What is expected: In full and without deviation, write out the entries that follow.

Provided information:
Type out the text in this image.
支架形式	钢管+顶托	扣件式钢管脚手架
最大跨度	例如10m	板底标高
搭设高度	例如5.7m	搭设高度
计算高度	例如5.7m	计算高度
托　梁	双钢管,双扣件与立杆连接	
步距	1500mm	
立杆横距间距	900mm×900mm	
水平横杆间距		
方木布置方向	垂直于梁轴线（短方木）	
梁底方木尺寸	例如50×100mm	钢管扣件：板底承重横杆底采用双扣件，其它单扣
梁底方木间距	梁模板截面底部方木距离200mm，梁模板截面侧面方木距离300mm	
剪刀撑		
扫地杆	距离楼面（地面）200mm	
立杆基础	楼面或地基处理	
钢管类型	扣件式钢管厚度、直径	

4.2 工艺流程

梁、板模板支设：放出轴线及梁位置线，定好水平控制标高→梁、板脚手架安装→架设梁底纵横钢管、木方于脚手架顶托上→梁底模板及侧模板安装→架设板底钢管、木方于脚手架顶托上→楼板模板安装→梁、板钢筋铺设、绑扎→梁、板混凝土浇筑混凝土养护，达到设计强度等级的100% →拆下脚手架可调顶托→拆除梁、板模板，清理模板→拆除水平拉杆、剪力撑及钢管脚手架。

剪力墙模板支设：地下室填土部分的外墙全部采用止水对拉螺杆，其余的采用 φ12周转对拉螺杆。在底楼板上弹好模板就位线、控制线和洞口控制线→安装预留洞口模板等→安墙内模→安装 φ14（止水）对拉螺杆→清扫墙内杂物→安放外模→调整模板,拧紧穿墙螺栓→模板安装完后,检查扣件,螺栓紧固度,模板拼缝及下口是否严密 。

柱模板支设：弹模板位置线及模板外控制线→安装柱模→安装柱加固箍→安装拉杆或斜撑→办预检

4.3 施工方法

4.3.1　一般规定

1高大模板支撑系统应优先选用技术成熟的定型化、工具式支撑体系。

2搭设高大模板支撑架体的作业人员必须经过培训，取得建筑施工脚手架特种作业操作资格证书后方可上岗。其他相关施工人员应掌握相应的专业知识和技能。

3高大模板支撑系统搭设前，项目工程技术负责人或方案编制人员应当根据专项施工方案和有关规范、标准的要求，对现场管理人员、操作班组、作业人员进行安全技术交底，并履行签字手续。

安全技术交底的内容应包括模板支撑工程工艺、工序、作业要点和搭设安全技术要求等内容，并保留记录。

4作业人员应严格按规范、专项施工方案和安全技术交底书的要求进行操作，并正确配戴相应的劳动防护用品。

Exercise output:
Type out the text in this image.
支架形式	钢管+顶托	扣件式钢管脚手架
最大跨度	例如10m	板底标高
搭设高度	例如5.7m	搭设高度
计算高度	例如5.7m	计算高度
托　梁	双钢管,双扣件与立杆连接	
步距	1500mm	
立杆横距间距	900mm×900mm	
水平横杆间距		
方木布置方向	垂直于梁轴线（短方木）	
梁底方木尺寸	例如50×100mm	钢管扣件：板底承重横杆底采用双扣件，其它单扣
梁底方木间距	梁模板截面底部方木距离200mm，梁模板截面侧面方木距离300mm	
剪刀撑		
扫地杆	距离楼面（地面）200mm	
立杆基础	楼面或地基处理	
钢管类型	扣件式钢管厚度、直径	

4.2 工艺流程

梁、板模板支设：放出轴线及梁位置线，定好水平控制标高→梁、板脚手架安装→架设梁底纵横钢管、木方于脚手架顶托上→梁底模板及侧模板安装→架设板底钢管、木方于脚手架顶托上→楼板模板安装→梁、板钢筋铺设、绑扎→梁、板混凝土浇筑混凝土养护，达到设计强度等级的100% →拆下脚手架可调顶托→拆除梁、板模板，清理模板→拆除水平拉杆、剪力撑及钢管脚手架。

剪力墙模板支设：地下室填土部分的外墙全部采用止水对拉螺杆，其余的采用 φ12周转对拉螺杆。在底楼板上弹好模板就位线、控制线和洞口控制线→安装预留洞口模板等→安墙内模→安装 φ14（止水）对拉螺杆→清扫墙内杂物→安放外模→调整模板,拧紧穿墙螺栓→模板安装完后,检查扣件,螺栓紧固度,模板拼缝及下口是否严密 。

柱模板支设：弹模板位置线及模板外控制线→安装柱模→安装柱加固箍→安装拉杆或斜撑→办预检

4.3 施工方法

4.3.1　一般规定

1高大模板支撑系统应优先选用技术成熟的定型化、工具式支撑体系。

2搭设高大模板支撑架体的作业人员必须经过培训，取得建筑施工脚手架特种作业操作资格证书后方可上岗。其他相关施工人员应掌握相应的专业知识和技能。

3高大模板支撑系统搭设前，项目工程技术负责人或方案编制人员应当根据专项施工方案和有关规范、标准的要求，对现场管理人员、操作班组、作业人员进行安全技术交底，并履行签字手续。

安全技术交底的内容应包括模板支撑工程工艺、工序、作业要点和搭设安全技术要求等内容，并保留记录。

4作业人员应严格按规范、专项施工方案和安全技术交底书的要求进行操作，并正确配戴相应的劳动防护用品。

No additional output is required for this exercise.